## Set task
Reproduce the listing below verbatim.

## Data lines

—————

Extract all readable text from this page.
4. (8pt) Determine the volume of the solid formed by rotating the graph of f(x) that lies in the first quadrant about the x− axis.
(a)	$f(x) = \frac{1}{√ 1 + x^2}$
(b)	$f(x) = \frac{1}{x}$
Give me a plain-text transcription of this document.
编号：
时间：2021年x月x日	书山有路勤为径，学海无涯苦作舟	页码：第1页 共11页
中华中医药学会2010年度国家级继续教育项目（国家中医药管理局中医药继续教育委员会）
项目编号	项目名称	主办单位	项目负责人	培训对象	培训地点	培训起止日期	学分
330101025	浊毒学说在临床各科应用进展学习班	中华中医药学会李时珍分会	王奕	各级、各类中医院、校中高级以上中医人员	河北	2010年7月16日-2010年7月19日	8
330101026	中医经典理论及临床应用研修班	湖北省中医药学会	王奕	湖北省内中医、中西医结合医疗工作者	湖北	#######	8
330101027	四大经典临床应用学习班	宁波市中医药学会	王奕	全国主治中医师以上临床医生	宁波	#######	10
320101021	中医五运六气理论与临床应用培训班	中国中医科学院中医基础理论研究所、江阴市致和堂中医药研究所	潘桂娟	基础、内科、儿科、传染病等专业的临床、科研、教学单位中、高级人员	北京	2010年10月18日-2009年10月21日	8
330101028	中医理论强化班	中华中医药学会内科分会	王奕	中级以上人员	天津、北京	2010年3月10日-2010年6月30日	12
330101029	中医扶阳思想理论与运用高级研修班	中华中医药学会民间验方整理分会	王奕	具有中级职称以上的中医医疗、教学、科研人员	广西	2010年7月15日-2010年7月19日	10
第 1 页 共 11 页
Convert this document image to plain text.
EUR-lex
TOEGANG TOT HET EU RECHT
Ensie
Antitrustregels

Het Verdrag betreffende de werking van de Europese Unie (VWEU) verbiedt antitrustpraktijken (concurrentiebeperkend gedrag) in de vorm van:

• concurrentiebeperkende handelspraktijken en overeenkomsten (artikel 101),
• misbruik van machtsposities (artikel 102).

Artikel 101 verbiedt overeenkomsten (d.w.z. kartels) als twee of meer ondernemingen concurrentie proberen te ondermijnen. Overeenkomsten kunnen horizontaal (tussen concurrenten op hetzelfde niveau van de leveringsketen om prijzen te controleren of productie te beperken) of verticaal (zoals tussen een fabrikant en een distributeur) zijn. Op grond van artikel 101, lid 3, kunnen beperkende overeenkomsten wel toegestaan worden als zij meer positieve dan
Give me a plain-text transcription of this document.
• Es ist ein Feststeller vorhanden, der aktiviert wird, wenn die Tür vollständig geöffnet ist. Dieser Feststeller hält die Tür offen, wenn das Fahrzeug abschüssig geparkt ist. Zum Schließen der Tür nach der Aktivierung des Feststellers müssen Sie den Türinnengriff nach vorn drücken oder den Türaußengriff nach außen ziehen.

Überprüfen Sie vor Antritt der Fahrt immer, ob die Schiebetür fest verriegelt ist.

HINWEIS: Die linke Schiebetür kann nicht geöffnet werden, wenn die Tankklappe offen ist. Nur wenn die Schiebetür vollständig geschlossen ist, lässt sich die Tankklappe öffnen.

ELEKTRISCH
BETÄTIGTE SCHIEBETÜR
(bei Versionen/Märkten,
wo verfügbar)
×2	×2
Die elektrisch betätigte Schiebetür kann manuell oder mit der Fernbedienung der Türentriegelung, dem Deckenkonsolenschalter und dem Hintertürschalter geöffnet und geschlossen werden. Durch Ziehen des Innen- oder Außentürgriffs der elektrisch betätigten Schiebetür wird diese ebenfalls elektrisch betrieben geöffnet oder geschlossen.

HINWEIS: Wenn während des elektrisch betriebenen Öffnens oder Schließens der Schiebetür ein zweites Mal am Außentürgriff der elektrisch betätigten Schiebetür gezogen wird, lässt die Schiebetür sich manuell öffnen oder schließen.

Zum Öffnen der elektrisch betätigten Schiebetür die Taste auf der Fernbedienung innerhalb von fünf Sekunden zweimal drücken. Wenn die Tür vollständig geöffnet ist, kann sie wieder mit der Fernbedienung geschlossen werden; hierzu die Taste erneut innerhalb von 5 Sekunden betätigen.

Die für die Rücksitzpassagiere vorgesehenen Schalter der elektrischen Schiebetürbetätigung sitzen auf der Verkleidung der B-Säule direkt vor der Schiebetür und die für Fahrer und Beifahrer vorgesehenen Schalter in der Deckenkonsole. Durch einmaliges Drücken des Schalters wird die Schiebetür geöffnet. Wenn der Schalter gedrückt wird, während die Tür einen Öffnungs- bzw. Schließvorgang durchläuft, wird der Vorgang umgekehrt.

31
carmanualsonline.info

—————

## Full answer
Extract all readable text from this page.
4. (8pt) Determine the volume of the solid formed by rotating the graph of f(x) that lies in the first quadrant about the x− axis.
(a)	$f(x) = \frac{1}{√ 1 + x^2}$
(b)	$f(x) = \frac{1}{x}$
Give me a plain-text transcription of this document.
编号：
时间：2021年x月x日	书山有路勤为径，学海无涯苦作舟	页码：第1页 共11页
中华中医药学会2010年度国家级继续教育项目（国家中医药管理局中医药继续教育委员会）
项目编号	项目名称	主办单位	项目负责人	培训对象	培训地点	培训起止日期	学分
330101025	浊毒学说在临床各科应用进展学习班	中华中医药学会李时珍分会	王奕	各级、各类中医院、校中高级以上中医人员	河北	2010年7月16日-2010年7月19日	8
330101026	中医经典理论及临床应用研修班	湖北省中医药学会	王奕	湖北省内中医、中西医结合医疗工作者	湖北	#######	8
330101027	四大经典临床应用学习班	宁波市中医药学会	王奕	全国主治中医师以上临床医生	宁波	#######	10
320101021	中医五运六气理论与临床应用培训班	中国中医科学院中医基础理论研究所、江阴市致和堂中医药研究所	潘桂娟	基础、内科、儿科、传染病等专业的临床、科研、教学单位中、高级人员	北京	2010年10月18日-2009年10月21日	8
330101028	中医理论强化班	中华中医药学会内科分会	王奕	中级以上人员	天津、北京	2010年3月10日-2010年6月30日	12
330101029	中医扶阳思想理论与运用高级研修班	中华中医药学会民间验方整理分会	王奕	具有中级职称以上的中医医疗、教学、科研人员	广西	2010年7月15日-2010年7月19日	10
第 1 页 共 11 页
Convert this document image to plain text.
EUR-lex
TOEGANG TOT HET EU RECHT
Ensie
Antitrustregels

Het Verdrag betreffende de werking van de Europese Unie (VWEU) verbiedt antitrustpraktijken (concurrentiebeperkend gedrag) in de vorm van:

• concurrentiebeperkende handelspraktijken en overeenkomsten (artikel 101),
• misbruik van machtsposities (artikel 102).

Artikel 101 verbiedt overeenkomsten (d.w.z. kartels) als twee of meer ondernemingen concurrentie proberen te ondermijnen. Overeenkomsten kunnen horizontaal (tussen concurrenten op hetzelfde niveau van de leveringsketen om prijzen te controleren of productie te beperken) of verticaal (zoals tussen een fabrikant en een distributeur) zijn. Op grond van artikel 101, lid 3, kunnen beperkende overeenkomsten wel toegestaan worden als zij meer positieve dan
Give me a plain-text transcription of this document.
• Es ist ein Feststeller vorhanden, der aktiviert wird, wenn die Tür vollständig geöffnet ist. Dieser Feststeller hält die Tür offen, wenn das Fahrzeug abschüssig geparkt ist. Zum Schließen der Tür nach der Aktivierung des Feststellers müssen Sie den Türinnengriff nach vorn drücken oder den Türaußengriff nach außen ziehen.

Überprüfen Sie vor Antritt der Fahrt immer, ob die Schiebetür fest verriegelt ist.

HINWEIS: Die linke Schiebetür kann nicht geöffnet werden, wenn die Tankklappe offen ist. Nur wenn die Schiebetür vollständig geschlossen ist, lässt sich die Tankklappe öffnen.

ELEKTRISCH
BETÄTIGTE SCHIEBETÜR
(bei Versionen/Märkten,
wo verfügbar)
×2	×2
Die elektrisch betätigte Schiebetür kann manuell oder mit der Fernbedienung der Türentriegelung, dem Deckenkonsolenschalter und dem Hintertürschalter geöffnet und geschlossen werden. Durch Ziehen des Innen- oder Außentürgriffs der elektrisch betätigten Schiebetür wird diese ebenfalls elektrisch betrieben geöffnet oder geschlossen.

HINWEIS: Wenn während des elektrisch betriebenen Öffnens oder Schließens der Schiebetür ein zweites Mal am Außentürgriff der elektrisch betätigten Schiebetür gezogen wird, lässt die Schiebetür sich manuell öffnen oder schließen.

Zum Öffnen der elektrisch betätigten Schiebetür die Taste auf der Fernbedienung innerhalb von fünf Sekunden zweimal drücken. Wenn die Tür vollständig geöffnet ist, kann sie wieder mit der Fernbedienung geschlossen werden; hierzu die Taste erneut innerhalb von 5 Sekunden betätigen.

Die für die Rücksitzpassagiere vorgesehenen Schalter der elektrischen Schiebetürbetätigung sitzen auf der Verkleidung der B-Säule direkt vor der Schiebetür und die für Fahrer und Beifahrer vorgesehenen Schalter in der Deckenkonsole. Durch einmaliges Drücken des Schalters wird die Schiebetür geöffnet. Wenn der Schalter gedrückt wird, während die Tür einen Öffnungs- bzw. Schließvorgang durchläuft, wird der Vorgang umgekehrt.

31
carmanualsonline.info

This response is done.